### Given text
Sunrise Stone (605), Snowden Crags, Askwith, North Yorkshire

Cup-and-Ring Stone:  OS Grid Reference – SE 18066 51251

Also Known as:

  1. Carving 605
  2. Northern Earth Mysteries Stone

Getting Here

Sunrise Stone, Snowden Carr

Sunrise Stone, Snowden Carr

Take the same directions as if you’re going to visit the Naked Jogger Carving (stone 612), not far from the well-known Tree of Life Stone.  From the Naked Jogger carving, walk up the small outcrop of rocks that bends above you.  Barely 100 yards up when you reach the top, you’ll notice a single large sloping stone barely 50 yards ahead of you in the same field.  That’s the spot!

Archaeology & History

This is a little-known beauty of a carving just off the edge of the quiet moors that are littered with prehistoric remains.  It was only rediscovered a few years ago — by myself if you believed the writings of rock art student Keith Boughey (2010) in his essay on the validity of amateurs exploring petroglyphs, in a work scattered with mistakes.  But I’d never even visited this carving until two years ago!  The stone was in fact found during a field-walk by early members of the Northern Earth Mysteries group in August 1989 (Wilson 1990) and subsequently described and illustrated for the first time by Phil Reeder (1990).

Close-up of main cluster

Close-up of main cluster

As can be seen in the photos accompanying this site profile, the rock on which the carving has been done has, at some point in the past, been cut into and its edges have been hacked away and destroyed, literally cutting into the overall design.  We have no idea what the original size of the stone was, obviously, but this petroglyph was once larger than the design that we see at present.  Such is the price of ‘progress’, as some folk call it.

Anyway – a few months after the carving was rediscovered, Phil Reeder (1990) wrote:

“After a visit to the Tree of Life stone…a cursory inspection by the NEM Group was made on nearby rock outcrops, part of which showed evidence of recent exposure due to soil erosion.

“One stone in particular stood out as five shallow cups and associated rings could be discerned.  When cleaned, it became apparent that further carvings extended beneath a thin eroding soil layer.  When this layer was cleared, a complex set of carvings were revealed.

[Element boundary records]
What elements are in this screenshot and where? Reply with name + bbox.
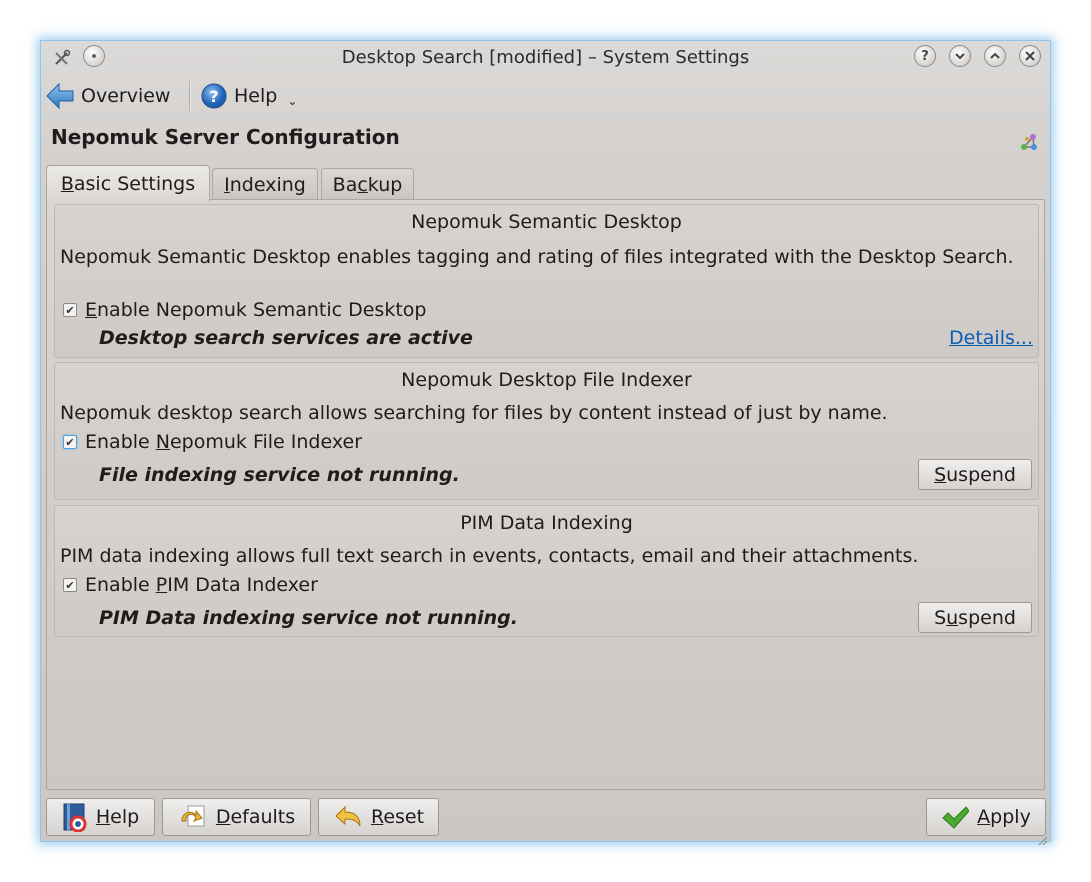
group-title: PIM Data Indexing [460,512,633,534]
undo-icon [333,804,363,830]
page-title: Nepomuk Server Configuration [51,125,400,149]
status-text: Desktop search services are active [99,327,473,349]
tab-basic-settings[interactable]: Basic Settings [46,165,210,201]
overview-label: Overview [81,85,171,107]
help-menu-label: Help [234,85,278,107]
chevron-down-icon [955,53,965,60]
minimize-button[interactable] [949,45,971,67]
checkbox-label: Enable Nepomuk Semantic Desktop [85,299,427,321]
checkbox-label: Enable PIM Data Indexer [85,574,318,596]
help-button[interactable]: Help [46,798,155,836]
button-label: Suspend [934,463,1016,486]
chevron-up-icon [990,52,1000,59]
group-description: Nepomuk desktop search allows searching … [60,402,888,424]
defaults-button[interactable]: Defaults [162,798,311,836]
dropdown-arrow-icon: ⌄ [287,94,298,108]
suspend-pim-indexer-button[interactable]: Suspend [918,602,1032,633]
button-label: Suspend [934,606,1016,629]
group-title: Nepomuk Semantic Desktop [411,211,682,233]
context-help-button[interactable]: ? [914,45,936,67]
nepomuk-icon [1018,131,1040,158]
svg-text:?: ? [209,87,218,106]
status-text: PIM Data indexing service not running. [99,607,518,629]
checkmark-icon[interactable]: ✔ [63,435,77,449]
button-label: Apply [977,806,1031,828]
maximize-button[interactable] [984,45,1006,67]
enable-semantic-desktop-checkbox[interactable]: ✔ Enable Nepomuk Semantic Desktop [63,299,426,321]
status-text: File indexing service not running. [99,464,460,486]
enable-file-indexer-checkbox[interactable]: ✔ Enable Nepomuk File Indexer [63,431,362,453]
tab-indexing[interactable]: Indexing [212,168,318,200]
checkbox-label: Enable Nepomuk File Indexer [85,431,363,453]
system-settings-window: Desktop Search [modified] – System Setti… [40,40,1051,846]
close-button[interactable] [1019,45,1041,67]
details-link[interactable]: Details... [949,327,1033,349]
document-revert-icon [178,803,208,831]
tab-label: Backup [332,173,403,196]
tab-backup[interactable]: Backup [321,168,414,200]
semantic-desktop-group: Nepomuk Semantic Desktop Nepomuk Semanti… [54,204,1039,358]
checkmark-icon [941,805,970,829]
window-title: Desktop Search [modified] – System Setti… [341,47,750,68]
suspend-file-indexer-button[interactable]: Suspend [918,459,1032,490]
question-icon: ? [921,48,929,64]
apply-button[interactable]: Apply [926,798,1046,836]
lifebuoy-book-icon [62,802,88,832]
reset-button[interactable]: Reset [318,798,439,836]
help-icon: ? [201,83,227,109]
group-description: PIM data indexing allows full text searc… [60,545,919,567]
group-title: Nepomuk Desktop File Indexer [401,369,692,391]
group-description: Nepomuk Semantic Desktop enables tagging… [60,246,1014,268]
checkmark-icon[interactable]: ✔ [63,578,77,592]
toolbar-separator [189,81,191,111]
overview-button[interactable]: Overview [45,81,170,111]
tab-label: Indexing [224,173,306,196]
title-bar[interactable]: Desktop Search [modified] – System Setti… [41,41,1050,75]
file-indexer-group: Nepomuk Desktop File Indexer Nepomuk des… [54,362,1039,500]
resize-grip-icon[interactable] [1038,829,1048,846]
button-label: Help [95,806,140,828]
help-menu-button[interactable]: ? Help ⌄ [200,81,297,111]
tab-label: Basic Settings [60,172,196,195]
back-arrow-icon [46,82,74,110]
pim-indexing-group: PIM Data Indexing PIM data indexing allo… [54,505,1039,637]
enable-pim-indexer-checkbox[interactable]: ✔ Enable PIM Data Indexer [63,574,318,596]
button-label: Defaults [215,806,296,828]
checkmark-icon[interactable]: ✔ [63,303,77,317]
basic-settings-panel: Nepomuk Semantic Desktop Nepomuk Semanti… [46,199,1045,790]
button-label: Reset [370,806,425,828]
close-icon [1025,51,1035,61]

### Exercise tasks
a – Update the Sunrise Stone directions from "Take the same" to "That’s the spot!", putting "ridge" in place of "outcrop".
b – Write what follows the last sentence of the Sunrise Stone account.

### Exercise responses
a –
Take the same directions as if you’re going to visit the Naked Jogger Carving (stone 612), not far from the well-known Tree of Life Stone.  From the Naked Jogger carving, walk up the small ridge of rocks that bends above you.  Barely 100 yards up when you reach the top, you’ll notice a single large sloping stone barely 50 yards ahead of you in the same field.  That’s the spot!

b –
“Only preliminary work at the site has been carried out to date, but it appears that the carvings comprise of at least 28 cups, 13 of which have associated rings; several of the cups are linked by gutters forming an intricate design, one gutter part enclosing 11 cups.  The carvings on the lower edge of the stone have weathered badly and are difficult to interpret.”

Reeder’s amateur description is a good one. Certainly more accurate than the subsequent one by Boughey & Vickerman (2003):

“Large rock of coarse grit whose surface slopes with the hill. About forty cups, some large, many with single rings, and many curving grooves, the whole forming a remarkable, complex design.”

Phil Reeder's 1990 drawing

Phil Reeder’s 1990 drawing

Boughey & Vickerman's sketch

Boughey & Vickerman’s sketch

We can see in the respective drawings by both Reeder (left) and Boughey & Vickerman (right) that some elements which should have been included in the ‘official’ drawing were missed, yet had been accurately included in the earlier ‘preliminary’ drawing, as Mr Reeder put it.  I hope that readers will forgive me pointing out these seemingly minor elements; but I do it to illustrate the ineffectiveness of more recent rock art students who are gaining the title of ‘experts’ in this field.  It’s important to recognise that, in this field of study, “experts” are few and far between indeed… I’ve certainly yet to meet any!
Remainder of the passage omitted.